* BEGIN Task data *

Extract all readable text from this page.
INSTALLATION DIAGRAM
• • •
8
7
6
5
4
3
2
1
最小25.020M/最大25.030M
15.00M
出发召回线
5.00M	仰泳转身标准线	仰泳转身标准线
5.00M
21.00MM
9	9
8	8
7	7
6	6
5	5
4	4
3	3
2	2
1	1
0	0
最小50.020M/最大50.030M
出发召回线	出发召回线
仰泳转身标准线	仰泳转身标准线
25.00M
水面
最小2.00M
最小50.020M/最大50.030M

* END Task data *

_Given problem_: Please set down each line of the records exactly as given.

_Output of the task_:
Extract all readable text from this page.
INSTALLATION DIAGRAM
• • •
8
7
6
5
4
3
2
1
最小25.020M/最大25.030M
15.00M
出发召回线
5.00M	仰泳转身标准线	仰泳转身标准线
5.00M
21.00MM
9	9
8	8
7	7
6	6
5	5
4	4
3	3
2	2
1	1
0	0
最小50.020M/最大50.030M
出发召回线	出发召回线
仰泳转身标准线	仰泳转身标准线
25.00M
水面
最小2.00M
最小50.020M/最大50.030M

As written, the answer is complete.